Present every line in which the string "keseimbangan" appears.
** Begin MATERIAL SUPPLIED **
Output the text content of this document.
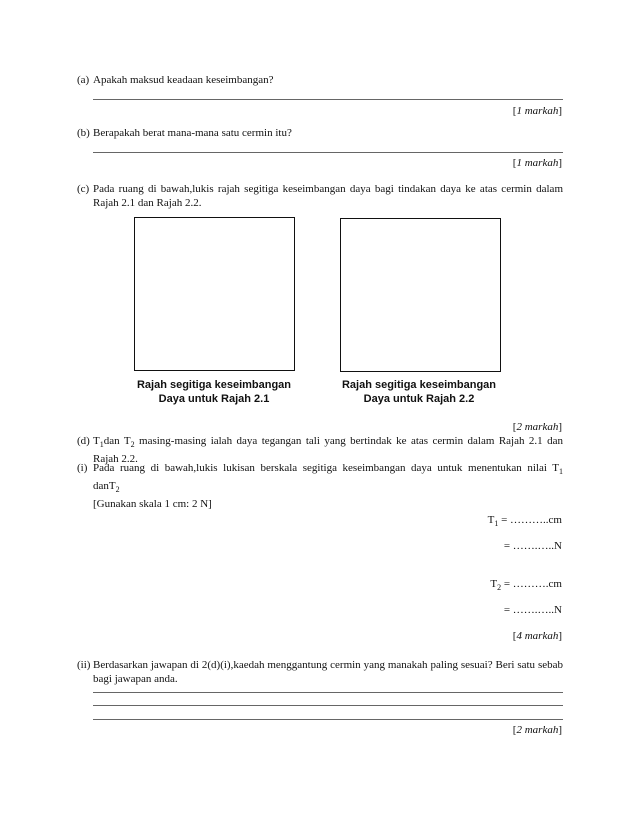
(a) Apakah maksud keadaan keseimbangan?
[1 markah]
(b) Berapakah berat mana-mana satu cermin itu?
[1 markah]
(c) Pada ruang di bawah,lukis rajah segitiga keseimbangan daya bagi tindakan daya ke atas cermin dalam Rajah 2.1 dan Rajah 2.2.
Rajah segitiga keseimbangan
Daya untuk Rajah 2.1
Rajah segitiga keseimbangan
Daya untuk Rajah 2.2
[2 markah]
(d) $T_1dan$ $T_2$ masing-masing ialah daya tegangan tali yang bertindak ke atas cermin dalam Rajah 2.1 dan Rajah 2.2.
(i) Pada ruang di bawah,lukis lukisan berskala segitiga keseimbangan daya untuk menentukan nilai $T_1$
danT$_2$
[Gunakan skala 1 cm: 2 N]
$T_1$ = ………..cm
= …….…..N
$T_2$ = ……….cm
= …….…..N
[4 markah]
(ii) Berdasarkan jawapan di 2(d)(i),kaedah menggantung cermin yang manakah paling sesuai? Beri satu sebab bagi jawapan anda.
[2 markah]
** End MATERIAL SUPPLIED **
* _FINAL RESULT_
(a) Apakah maksud keadaan keseimbangan?
(c) Pada ruang di bawah,lukis rajah segitiga keseimbangan daya bagi tindakan daya ke atas cermin dalam Rajah 2.1 dan Rajah 2.2.
Rajah segitiga keseimbangan
Rajah segitiga keseimbangan
(i) Pada ruang di bawah,lukis lukisan berskala segitiga keseimbangan daya untuk menentukan nilai $T_1$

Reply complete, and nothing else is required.